#### The problem
Take the material below and write it all out again exactly.

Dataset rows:
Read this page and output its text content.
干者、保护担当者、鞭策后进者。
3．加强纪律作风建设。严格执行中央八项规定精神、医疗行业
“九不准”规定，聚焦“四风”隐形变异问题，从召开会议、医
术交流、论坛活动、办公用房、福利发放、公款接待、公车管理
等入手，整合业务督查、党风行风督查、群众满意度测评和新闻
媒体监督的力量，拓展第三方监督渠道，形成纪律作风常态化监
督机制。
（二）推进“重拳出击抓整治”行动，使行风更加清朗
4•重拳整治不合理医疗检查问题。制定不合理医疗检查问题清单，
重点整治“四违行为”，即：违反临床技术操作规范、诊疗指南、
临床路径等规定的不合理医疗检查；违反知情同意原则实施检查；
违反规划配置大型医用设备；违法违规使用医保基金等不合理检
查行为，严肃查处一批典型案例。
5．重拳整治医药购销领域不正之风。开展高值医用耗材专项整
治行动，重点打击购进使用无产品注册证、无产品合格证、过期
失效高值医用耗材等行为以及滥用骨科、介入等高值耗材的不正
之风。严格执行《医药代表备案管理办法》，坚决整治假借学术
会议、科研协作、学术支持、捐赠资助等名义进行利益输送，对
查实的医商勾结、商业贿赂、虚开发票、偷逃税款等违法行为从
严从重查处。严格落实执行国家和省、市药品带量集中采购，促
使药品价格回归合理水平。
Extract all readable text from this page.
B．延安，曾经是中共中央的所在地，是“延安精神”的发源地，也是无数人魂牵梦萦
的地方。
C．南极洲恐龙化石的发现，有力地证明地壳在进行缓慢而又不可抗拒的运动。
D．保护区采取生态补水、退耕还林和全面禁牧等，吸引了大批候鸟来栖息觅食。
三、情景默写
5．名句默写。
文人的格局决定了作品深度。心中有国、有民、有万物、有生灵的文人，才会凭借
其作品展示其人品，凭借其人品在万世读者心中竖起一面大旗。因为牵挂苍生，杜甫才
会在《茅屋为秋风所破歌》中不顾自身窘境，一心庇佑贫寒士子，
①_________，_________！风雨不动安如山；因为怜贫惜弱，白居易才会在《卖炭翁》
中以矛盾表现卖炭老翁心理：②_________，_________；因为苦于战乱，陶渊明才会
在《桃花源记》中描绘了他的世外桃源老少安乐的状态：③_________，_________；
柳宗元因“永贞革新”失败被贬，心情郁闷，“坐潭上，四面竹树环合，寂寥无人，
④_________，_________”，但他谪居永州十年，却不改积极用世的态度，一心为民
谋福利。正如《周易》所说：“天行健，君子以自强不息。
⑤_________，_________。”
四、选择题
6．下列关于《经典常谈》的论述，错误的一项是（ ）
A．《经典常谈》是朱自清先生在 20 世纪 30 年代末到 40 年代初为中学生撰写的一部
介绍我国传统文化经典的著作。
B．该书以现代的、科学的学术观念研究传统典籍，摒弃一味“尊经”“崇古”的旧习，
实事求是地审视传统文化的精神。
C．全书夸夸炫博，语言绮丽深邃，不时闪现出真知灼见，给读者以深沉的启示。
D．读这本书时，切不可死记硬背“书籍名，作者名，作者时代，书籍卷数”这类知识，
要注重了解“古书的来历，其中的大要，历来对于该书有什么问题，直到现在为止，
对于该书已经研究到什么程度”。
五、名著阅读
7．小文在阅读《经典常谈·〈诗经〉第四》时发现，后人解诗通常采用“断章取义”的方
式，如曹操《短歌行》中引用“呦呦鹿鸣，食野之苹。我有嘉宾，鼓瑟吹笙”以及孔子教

#### Reply
Read this page and output its text content.
干者、保护担当者、鞭策后进者。
3．加强纪律作风建设。严格执行中央八项规定精神、医疗行业
“九不准”规定，聚焦“四风”隐形变异问题，从召开会议、医
术交流、论坛活动、办公用房、福利发放、公款接待、公车管理
等入手，整合业务督查、党风行风督查、群众满意度测评和新闻
媒体监督的力量，拓展第三方监督渠道，形成纪律作风常态化监
督机制。
（二）推进“重拳出击抓整治”行动，使行风更加清朗
4•重拳整治不合理医疗检查问题。制定不合理医疗检查问题清单，
重点整治“四违行为”，即：违反临床技术操作规范、诊疗指南、
临床路径等规定的不合理医疗检查；违反知情同意原则实施检查；
违反规划配置大型医用设备；违法违规使用医保基金等不合理检
查行为，严肃查处一批典型案例。
5．重拳整治医药购销领域不正之风。开展高值医用耗材专项整
治行动，重点打击购进使用无产品注册证、无产品合格证、过期
失效高值医用耗材等行为以及滥用骨科、介入等高值耗材的不正
之风。严格执行《医药代表备案管理办法》，坚决整治假借学术
会议、科研协作、学术支持、捐赠资助等名义进行利益输送，对
查实的医商勾结、商业贿赂、虚开发票、偷逃税款等违法行为从
严从重查处。严格落实执行国家和省、市药品带量集中采购，促
使药品价格回归合理水平。
Extract all readable text from this page.
B．延安，曾经是中共中央的所在地，是“延安精神”的发源地，也是无数人魂牵梦萦
的地方。
C．南极洲恐龙化石的发现，有力地证明地壳在进行缓慢而又不可抗拒的运动。
D．保护区采取生态补水、退耕还林和全面禁牧等，吸引了大批候鸟来栖息觅食。
三、情景默写
5．名句默写。
文人的格局决定了作品深度。心中有国、有民、有万物、有生灵的文人，才会凭借
其作品展示其人品，凭借其人品在万世读者心中竖起一面大旗。因为牵挂苍生，杜甫才
会在《茅屋为秋风所破歌》中不顾自身窘境，一心庇佑贫寒士子，
①_________，_________！风雨不动安如山；因为怜贫惜弱，白居易才会在《卖炭翁》
中以矛盾表现卖炭老翁心理：②_________，_________；因为苦于战乱，陶渊明才会
在《桃花源记》中描绘了他的世外桃源老少安乐的状态：③_________，_________；
柳宗元因“永贞革新”失败被贬，心情郁闷，“坐潭上，四面竹树环合，寂寥无人，
④_________，_________”，但他谪居永州十年，却不改积极用世的态度，一心为民
谋福利。正如《周易》所说：“天行健，君子以自强不息。
⑤_________，_________。”
四、选择题
6．下列关于《经典常谈》的论述，错误的一项是（ ）
A．《经典常谈》是朱自清先生在 20 世纪 30 年代末到 40 年代初为中学生撰写的一部
介绍我国传统文化经典的著作。
B．该书以现代的、科学的学术观念研究传统典籍，摒弃一味“尊经”“崇古”的旧习，
实事求是地审视传统文化的精神。
C．全书夸夸炫博，语言绮丽深邃，不时闪现出真知灼见，给读者以深沉的启示。
D．读这本书时，切不可死记硬背“书籍名，作者名，作者时代，书籍卷数”这类知识，
要注重了解“古书的来历，其中的大要，历来对于该书有什么问题，直到现在为止，
对于该书已经研究到什么程度”。
五、名著阅读
7．小文在阅读《经典常谈·〈诗经〉第四》时发现，后人解诗通常采用“断章取义”的方
式，如曹操《短歌行》中引用“呦呦鹿鸣，食野之苹。我有嘉宾，鼓瑟吹笙”以及孔子教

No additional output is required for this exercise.